STATED TASK: Repeat the listing word for word. No pictures belong in the copy.

[Extracted data entries]
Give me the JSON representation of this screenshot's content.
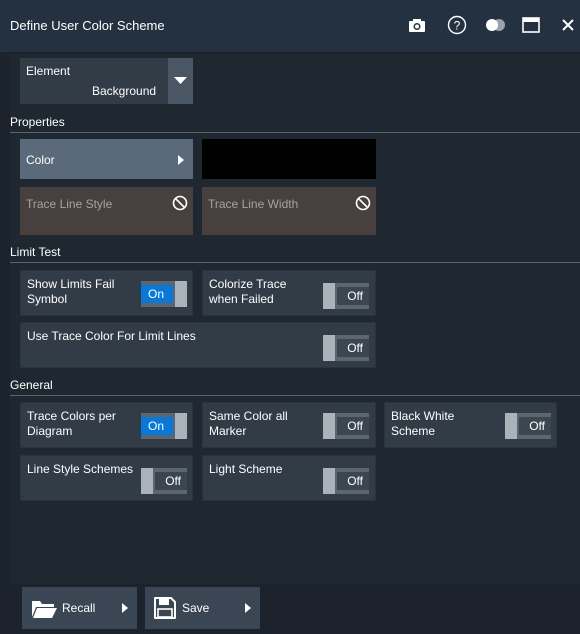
{
  "window": {
    "title": "Define User Color Scheme",
    "icons": [
      "camera-icon",
      "help-icon",
      "toggle-icon",
      "maximize-icon",
      "close-icon"
    ]
  },
  "element": {
    "label": "Element",
    "value": "Background"
  },
  "sections": {
    "properties": "Properties",
    "limit_test": "Limit Test",
    "general": "General"
  },
  "properties": {
    "color_label": "Color",
    "color_value": "#000000",
    "trace_line_style": "Trace Line Style",
    "trace_line_width": "Trace Line Width"
  },
  "limit_test": {
    "show_limits_fail_symbol": {
      "label": "Show Limits Fail Symbol",
      "state": "On"
    },
    "colorize_trace": {
      "label": "Colorize Trace when Failed",
      "state": "Off"
    },
    "use_trace_color": {
      "label": "Use Trace Color For Limit Lines",
      "state": "Off"
    }
  },
  "general": {
    "trace_colors_per_diagram": {
      "label": "Trace Colors per Diagram",
      "state": "On"
    },
    "same_color_all_marker": {
      "label": "Same Color all Marker",
      "state": "Off"
    },
    "black_white_scheme": {
      "label": "Black White Scheme",
      "state": "Off"
    },
    "line_style_schemes": {
      "label": "Line Style Schemes",
      "state": "Off"
    },
    "light_scheme": {
      "label": "Light Scheme",
      "state": "Off"
    }
  },
  "bottom": {
    "recall": "Recall",
    "save": "Save"
  },
  "colors": {
    "accent": "#0a78d7",
    "tile": "#323c47",
    "header": "#243140"
  }
}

SOLUTION:
Give me the JSON representation of this screenshot's content.
{
  "window": {
    "title": "Define User Color Scheme",
    "icons": [
      "camera-icon",
      "help-icon",
      "toggle-icon",
      "maximize-icon",
      "close-icon"
    ]
  },
  "element": {
    "label": "Element",
    "value": "Background"
  },
  "sections": {
    "properties": "Properties",
    "limit_test": "Limit Test",
    "general": "General"
  },
  "properties": {
    "color_label": "Color",
    "color_value": "#000000",
    "trace_line_style": "Trace Line Style",
    "trace_line_width": "Trace Line Width"
  },
  "limit_test": {
    "show_limits_fail_symbol": {
      "label": "Show Limits Fail Symbol",
      "state": "On"
    },
    "colorize_trace": {
      "label": "Colorize Trace when Failed",
      "state": "Off"
    },
    "use_trace_color": {
      "label": "Use Trace Color For Limit Lines",
      "state": "Off"
    }
  },
  "general": {
    "trace_colors_per_diagram": {
      "label": "Trace Colors per Diagram",
      "state": "On"
    },
    "same_color_all_marker": {
      "label": "Same Color all Marker",
      "state": "Off"
    },
    "black_white_scheme": {
      "label": "Black White Scheme",
      "state": "Off"
    },
    "line_style_schemes": {
      "label": "Line Style Schemes",
      "state": "Off"
    },
    "light_scheme": {
      "label": "Light Scheme",
      "state": "Off"
    }
  },
  "bottom": {
    "recall": "Recall",
    "save": "Save"
  },
  "colors": {
    "accent": "#0a78d7",
    "tile": "#323c47",
    "header": "#243140"
  }
}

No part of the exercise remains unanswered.